** START GIVEN RECORDS **

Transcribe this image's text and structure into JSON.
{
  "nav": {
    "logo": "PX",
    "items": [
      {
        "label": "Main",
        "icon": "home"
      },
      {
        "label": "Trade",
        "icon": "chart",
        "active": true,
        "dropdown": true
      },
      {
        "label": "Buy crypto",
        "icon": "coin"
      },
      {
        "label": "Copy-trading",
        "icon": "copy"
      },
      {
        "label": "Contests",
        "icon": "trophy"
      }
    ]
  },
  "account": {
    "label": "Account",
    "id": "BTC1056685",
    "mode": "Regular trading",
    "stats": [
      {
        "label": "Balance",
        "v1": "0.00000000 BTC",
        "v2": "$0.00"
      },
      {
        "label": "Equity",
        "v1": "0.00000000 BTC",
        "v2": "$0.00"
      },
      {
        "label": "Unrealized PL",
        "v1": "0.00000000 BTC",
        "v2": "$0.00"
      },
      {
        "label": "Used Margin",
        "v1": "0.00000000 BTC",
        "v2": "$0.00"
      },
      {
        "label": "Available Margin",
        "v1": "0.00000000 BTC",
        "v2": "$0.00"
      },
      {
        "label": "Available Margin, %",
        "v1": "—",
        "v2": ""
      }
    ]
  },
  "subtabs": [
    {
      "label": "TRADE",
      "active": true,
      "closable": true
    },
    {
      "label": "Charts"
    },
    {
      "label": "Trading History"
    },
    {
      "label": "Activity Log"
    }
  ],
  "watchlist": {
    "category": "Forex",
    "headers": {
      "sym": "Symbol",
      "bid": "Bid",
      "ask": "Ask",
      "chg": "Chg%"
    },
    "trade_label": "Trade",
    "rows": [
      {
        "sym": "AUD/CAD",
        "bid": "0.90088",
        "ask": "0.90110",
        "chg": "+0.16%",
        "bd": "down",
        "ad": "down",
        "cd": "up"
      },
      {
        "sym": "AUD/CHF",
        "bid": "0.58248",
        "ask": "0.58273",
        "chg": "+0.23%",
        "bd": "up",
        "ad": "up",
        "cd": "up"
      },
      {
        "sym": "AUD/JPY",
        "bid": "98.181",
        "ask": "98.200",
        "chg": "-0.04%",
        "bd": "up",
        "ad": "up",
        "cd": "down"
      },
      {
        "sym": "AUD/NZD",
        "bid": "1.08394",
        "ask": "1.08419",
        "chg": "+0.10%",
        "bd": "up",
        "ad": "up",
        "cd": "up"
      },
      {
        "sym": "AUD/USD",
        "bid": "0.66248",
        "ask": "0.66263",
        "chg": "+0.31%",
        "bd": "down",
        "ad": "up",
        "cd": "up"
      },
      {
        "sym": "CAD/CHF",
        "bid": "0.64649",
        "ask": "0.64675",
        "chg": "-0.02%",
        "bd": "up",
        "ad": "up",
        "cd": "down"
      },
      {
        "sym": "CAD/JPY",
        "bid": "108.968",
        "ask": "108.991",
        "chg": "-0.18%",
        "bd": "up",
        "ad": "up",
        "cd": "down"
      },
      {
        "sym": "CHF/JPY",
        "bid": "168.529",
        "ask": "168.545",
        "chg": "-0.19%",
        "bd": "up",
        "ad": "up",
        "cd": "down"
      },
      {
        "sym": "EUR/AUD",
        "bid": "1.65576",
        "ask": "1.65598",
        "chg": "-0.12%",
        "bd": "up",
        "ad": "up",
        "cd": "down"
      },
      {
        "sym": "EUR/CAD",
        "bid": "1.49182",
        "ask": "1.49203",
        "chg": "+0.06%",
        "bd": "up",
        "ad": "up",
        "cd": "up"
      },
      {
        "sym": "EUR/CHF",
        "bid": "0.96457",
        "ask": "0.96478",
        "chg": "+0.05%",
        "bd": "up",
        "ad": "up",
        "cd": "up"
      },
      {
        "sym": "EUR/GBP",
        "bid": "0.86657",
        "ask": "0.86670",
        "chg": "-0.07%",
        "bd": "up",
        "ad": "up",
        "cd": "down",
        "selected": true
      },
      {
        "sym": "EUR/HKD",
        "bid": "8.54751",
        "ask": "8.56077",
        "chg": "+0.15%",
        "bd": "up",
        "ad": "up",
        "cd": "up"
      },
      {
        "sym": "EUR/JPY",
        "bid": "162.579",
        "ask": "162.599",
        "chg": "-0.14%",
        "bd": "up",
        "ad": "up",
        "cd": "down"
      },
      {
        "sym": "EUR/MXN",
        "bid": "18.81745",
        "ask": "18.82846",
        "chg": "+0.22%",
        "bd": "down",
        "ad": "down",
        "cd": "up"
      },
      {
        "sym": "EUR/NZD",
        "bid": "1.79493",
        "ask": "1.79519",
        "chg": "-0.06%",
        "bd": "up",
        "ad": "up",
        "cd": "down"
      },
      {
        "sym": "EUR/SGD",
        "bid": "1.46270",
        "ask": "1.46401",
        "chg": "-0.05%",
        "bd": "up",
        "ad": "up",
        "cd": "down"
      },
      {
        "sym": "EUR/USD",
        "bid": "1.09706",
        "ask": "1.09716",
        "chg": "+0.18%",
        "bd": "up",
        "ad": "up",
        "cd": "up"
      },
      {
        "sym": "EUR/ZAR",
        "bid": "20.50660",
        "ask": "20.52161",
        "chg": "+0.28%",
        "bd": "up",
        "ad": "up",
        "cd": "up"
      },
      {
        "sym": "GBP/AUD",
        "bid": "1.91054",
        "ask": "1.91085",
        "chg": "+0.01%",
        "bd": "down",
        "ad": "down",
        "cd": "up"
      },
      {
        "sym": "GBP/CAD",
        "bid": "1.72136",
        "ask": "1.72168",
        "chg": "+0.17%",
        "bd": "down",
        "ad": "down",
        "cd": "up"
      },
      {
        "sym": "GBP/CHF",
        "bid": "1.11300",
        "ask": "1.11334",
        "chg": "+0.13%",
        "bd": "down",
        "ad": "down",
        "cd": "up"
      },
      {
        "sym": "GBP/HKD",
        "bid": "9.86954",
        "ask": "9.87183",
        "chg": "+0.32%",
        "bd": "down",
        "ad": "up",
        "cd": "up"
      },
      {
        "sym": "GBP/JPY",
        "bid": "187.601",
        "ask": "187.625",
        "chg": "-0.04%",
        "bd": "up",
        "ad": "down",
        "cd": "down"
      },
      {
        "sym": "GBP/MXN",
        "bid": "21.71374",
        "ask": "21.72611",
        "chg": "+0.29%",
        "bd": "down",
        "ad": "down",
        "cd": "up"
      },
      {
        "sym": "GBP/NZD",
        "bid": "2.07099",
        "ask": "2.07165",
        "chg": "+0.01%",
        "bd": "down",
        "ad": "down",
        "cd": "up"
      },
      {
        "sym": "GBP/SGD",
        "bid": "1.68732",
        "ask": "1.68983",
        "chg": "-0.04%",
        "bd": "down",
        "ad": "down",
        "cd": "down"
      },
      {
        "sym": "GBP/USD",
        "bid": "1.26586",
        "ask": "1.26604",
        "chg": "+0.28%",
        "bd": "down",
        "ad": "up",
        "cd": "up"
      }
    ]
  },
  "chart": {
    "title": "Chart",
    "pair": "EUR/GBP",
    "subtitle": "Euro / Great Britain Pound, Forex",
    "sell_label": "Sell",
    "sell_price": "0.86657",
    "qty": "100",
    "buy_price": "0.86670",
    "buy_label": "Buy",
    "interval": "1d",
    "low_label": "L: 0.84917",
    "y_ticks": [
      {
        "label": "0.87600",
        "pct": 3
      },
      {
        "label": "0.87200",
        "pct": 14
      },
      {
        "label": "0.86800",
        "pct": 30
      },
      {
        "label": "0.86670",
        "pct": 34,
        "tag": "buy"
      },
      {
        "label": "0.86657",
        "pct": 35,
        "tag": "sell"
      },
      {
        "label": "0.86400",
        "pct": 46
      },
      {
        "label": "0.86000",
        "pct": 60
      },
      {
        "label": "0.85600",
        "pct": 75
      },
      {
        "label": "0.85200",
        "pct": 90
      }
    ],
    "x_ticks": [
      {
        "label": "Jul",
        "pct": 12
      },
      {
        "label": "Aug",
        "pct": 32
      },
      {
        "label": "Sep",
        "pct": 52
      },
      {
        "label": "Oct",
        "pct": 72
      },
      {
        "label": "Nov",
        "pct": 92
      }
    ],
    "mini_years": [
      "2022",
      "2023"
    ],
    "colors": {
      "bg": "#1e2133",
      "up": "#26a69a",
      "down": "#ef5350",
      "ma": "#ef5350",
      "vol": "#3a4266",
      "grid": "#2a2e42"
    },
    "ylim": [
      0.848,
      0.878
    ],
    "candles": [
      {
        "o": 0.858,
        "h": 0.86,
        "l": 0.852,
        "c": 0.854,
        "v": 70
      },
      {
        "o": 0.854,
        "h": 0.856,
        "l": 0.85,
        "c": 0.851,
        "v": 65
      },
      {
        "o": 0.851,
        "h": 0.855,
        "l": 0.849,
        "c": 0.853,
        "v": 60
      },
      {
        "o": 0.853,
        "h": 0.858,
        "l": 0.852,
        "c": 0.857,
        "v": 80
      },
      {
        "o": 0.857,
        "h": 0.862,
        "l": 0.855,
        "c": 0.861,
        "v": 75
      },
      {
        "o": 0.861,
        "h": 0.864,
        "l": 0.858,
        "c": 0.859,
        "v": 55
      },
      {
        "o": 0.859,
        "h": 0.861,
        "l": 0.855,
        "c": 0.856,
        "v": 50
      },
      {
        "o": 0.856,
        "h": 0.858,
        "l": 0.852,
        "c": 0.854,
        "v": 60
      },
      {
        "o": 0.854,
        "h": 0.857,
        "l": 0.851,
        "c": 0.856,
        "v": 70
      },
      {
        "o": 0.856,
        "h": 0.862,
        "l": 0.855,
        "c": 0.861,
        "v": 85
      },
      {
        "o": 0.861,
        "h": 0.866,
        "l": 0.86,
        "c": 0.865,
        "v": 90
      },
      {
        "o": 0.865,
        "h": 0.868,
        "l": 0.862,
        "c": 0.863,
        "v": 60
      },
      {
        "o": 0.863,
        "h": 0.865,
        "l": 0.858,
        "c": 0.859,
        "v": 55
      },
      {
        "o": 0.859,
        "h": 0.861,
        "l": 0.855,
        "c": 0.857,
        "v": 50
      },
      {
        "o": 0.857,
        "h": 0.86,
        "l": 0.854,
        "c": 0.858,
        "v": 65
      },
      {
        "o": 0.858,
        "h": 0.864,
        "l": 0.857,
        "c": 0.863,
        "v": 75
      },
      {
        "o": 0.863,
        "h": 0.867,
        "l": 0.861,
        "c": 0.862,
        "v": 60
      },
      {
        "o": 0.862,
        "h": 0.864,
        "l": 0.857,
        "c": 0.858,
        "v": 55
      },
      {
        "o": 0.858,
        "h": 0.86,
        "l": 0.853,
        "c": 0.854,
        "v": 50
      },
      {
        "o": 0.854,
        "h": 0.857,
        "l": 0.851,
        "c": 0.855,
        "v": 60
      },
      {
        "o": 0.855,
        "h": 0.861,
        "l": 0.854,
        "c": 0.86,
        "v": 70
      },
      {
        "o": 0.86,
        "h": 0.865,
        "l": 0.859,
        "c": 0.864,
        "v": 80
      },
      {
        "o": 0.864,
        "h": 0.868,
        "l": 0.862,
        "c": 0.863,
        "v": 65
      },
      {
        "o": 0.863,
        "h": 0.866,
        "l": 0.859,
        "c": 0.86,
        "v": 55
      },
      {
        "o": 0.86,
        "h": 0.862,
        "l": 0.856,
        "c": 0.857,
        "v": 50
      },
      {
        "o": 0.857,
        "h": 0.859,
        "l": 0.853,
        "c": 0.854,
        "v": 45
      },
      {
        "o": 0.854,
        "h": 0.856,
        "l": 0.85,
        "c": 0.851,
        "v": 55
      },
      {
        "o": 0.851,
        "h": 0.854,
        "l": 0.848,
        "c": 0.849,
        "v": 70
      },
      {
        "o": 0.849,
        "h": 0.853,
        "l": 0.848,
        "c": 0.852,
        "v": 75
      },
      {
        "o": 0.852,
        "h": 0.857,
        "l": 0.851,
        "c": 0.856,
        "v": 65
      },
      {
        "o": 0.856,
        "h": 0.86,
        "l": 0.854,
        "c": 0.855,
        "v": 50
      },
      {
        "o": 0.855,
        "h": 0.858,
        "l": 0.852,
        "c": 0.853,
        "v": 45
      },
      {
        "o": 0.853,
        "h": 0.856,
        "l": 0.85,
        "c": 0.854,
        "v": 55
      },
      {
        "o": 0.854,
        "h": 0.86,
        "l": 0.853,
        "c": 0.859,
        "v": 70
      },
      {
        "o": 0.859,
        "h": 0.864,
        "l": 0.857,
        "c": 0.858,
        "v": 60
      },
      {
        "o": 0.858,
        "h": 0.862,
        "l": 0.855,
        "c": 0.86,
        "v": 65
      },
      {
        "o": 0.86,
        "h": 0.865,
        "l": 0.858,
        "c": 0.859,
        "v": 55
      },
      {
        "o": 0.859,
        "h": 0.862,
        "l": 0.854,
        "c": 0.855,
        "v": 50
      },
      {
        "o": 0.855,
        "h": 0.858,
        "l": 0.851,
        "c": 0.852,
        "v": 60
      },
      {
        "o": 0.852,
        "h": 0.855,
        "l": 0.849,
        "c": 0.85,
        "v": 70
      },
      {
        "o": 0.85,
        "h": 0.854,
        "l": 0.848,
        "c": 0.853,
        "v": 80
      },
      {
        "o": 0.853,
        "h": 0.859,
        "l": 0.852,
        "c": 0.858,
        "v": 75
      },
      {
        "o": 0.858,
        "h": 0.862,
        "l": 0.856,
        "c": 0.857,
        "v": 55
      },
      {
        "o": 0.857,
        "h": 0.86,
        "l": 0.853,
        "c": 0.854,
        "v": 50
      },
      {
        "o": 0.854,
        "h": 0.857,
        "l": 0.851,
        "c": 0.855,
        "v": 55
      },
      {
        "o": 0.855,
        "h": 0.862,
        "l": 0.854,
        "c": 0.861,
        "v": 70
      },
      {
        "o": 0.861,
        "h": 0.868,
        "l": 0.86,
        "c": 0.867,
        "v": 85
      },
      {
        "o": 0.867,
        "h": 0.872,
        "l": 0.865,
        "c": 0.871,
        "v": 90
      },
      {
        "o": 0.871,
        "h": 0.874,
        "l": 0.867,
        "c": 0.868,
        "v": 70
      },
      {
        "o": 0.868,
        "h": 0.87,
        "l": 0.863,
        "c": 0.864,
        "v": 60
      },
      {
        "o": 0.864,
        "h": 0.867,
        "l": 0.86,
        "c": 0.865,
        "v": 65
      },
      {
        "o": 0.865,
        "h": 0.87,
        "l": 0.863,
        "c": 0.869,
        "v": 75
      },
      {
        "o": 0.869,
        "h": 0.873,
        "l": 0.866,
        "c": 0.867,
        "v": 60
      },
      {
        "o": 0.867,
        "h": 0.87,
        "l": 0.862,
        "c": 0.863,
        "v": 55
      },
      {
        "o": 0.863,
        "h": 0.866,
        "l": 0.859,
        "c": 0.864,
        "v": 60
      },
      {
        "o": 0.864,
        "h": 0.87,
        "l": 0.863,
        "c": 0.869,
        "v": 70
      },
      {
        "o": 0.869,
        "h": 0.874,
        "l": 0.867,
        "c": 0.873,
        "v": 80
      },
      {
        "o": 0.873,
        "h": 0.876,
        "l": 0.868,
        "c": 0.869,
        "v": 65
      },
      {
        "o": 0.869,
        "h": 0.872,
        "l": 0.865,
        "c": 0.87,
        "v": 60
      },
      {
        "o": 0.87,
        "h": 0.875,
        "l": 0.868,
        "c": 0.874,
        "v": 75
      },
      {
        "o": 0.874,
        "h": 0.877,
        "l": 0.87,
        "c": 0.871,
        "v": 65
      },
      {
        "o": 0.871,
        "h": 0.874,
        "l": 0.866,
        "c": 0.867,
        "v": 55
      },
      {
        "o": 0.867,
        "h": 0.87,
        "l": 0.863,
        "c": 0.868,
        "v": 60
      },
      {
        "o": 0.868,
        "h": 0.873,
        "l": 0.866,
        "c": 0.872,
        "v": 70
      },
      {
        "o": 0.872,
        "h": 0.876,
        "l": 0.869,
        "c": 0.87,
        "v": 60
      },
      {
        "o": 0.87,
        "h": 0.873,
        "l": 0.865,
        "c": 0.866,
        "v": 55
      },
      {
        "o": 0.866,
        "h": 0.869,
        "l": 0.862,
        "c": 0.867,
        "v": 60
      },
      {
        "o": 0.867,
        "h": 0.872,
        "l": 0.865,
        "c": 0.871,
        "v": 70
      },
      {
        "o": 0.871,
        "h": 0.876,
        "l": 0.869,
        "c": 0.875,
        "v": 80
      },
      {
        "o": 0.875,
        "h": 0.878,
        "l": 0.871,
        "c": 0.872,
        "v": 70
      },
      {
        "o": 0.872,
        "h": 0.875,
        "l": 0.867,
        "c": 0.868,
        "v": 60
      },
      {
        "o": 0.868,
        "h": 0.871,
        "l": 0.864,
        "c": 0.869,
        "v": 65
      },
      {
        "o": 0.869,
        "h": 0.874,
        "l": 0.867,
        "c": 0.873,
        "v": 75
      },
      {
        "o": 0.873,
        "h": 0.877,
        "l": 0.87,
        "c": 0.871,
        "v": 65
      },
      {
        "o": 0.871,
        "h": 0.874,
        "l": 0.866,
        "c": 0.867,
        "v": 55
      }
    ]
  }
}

** END GIVEN RECORDS **

§ WHAT YOU NEED TO DO
Looking back at the lines above, state how many contain the word "Forex", and supply nothing besides the number.

§ RESULT FOR THIS EXERCISE
2